WHAT THE EXERCISE ASKS: Retype every entry exactly, character for character.

>> begin

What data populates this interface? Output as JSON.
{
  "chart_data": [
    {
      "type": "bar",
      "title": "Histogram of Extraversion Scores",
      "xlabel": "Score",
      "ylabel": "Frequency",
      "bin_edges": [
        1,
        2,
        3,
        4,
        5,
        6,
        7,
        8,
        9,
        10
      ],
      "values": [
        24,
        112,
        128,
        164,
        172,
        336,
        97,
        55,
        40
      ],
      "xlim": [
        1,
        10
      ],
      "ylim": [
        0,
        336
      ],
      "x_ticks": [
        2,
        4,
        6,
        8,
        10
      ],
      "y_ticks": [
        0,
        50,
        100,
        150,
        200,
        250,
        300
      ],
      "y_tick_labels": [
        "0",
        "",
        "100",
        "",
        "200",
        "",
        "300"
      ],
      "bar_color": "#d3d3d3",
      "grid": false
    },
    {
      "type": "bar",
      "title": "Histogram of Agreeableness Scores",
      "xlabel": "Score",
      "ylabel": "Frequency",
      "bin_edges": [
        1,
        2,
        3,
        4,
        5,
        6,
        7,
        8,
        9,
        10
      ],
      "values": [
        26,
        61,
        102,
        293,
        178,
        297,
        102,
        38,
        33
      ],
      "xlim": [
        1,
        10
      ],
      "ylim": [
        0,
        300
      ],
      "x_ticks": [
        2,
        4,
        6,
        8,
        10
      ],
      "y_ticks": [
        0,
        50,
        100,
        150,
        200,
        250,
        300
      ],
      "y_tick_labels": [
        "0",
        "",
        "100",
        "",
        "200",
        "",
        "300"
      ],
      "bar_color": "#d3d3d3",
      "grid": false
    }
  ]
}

>> end

EXERCISE OUTPUT:
What data populates this interface? Output as JSON.
{
  "chart_data": [
    {
      "type": "bar",
      "title": "Histogram of Extraversion Scores",
      "xlabel": "Score",
      "ylabel": "Frequency",
      "bin_edges": [
        1,
        2,
        3,
        4,
        5,
        6,
        7,
        8,
        9,
        10
      ],
      "values": [
        24,
        112,
        128,
        164,
        172,
        336,
        97,
        55,
        40
      ],
      "xlim": [
        1,
        10
      ],
      "ylim": [
        0,
        336
      ],
      "x_ticks": [
        2,
        4,
        6,
        8,
        10
      ],
      "y_ticks": [
        0,
        50,
        100,
        150,
        200,
        250,
        300
      ],
      "y_tick_labels": [
        "0",
        "",
        "100",
        "",
        "200",
        "",
        "300"
      ],
      "bar_color": "#d3d3d3",
      "grid": false
    },
    {
      "type": "bar",
      "title": "Histogram of Agreeableness Scores",
      "xlabel": "Score",
      "ylabel": "Frequency",
      "bin_edges": [
        1,
        2,
        3,
        4,
        5,
        6,
        7,
        8,
        9,
        10
      ],
      "values": [
        26,
        61,
        102,
        293,
        178,
        297,
        102,
        38,
        33
      ],
      "xlim": [
        1,
        10
      ],
      "ylim": [
        0,
        300
      ],
      "x_ticks": [
        2,
        4,
        6,
        8,
        10
      ],
      "y_ticks": [
        0,
        50,
        100,
        150,
        200,
        250,
        300
      ],
      "y_tick_labels": [
        "0",
        "",
        "100",
        "",
        "200",
        "",
        "300"
      ],
      "bar_color": "#d3d3d3",
      "grid": false
    }
  ]
}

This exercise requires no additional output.